Written problem: Your answer should be a single number: how many lines in the data below hold the string "spectrogram".
.....
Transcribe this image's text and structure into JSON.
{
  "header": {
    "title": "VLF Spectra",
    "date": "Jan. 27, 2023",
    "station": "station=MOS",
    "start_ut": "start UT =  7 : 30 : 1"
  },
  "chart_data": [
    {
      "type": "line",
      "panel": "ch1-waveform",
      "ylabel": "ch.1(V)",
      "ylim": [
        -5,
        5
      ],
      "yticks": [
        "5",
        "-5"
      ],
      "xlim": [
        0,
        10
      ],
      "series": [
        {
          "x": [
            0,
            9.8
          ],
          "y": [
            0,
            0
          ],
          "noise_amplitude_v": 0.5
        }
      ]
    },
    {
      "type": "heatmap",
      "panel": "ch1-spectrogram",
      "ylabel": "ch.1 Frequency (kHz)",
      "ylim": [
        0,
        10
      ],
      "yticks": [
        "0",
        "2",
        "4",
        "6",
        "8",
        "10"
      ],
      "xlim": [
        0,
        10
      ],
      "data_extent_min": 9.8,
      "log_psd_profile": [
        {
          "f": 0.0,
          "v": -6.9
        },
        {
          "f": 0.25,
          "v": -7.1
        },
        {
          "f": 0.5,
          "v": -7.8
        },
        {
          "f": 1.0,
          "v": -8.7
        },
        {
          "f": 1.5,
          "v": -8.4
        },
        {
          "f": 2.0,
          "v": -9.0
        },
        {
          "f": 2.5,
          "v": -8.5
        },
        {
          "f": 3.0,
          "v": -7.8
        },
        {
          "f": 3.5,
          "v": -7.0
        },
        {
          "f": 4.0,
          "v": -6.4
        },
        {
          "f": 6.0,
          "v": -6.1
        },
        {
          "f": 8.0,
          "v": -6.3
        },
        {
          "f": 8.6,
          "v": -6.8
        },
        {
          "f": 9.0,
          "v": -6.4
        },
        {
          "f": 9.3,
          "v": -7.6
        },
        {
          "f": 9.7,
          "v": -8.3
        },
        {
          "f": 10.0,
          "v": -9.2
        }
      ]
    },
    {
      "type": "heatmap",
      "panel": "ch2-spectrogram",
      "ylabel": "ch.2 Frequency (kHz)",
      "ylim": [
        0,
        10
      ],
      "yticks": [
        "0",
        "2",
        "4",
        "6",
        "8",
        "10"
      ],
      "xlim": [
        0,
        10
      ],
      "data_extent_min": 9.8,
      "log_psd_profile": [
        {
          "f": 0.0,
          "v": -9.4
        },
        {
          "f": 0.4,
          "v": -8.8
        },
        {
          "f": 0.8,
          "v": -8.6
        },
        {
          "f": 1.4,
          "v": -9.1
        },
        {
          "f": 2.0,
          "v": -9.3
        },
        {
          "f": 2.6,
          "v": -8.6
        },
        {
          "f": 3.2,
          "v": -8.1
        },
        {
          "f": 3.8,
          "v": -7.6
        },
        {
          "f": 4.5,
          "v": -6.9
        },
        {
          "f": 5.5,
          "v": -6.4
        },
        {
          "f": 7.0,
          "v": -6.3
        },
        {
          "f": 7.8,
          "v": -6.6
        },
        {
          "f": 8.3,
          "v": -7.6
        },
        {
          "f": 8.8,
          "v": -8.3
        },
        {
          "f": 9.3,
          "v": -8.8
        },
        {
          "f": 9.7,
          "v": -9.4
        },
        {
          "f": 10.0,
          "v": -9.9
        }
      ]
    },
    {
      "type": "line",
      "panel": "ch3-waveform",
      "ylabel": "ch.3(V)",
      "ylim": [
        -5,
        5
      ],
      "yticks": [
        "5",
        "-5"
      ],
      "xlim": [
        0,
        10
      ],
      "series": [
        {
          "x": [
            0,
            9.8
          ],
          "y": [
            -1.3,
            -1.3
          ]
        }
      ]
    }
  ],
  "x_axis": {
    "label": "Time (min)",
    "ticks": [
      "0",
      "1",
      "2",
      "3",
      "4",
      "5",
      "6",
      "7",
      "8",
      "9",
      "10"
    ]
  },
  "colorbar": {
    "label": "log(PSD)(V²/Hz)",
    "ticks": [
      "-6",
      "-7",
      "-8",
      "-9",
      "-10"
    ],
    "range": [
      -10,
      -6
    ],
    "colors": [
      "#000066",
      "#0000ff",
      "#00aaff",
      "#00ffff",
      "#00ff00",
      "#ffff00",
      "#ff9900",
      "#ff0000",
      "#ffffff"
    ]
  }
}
.....
Problem solution: 2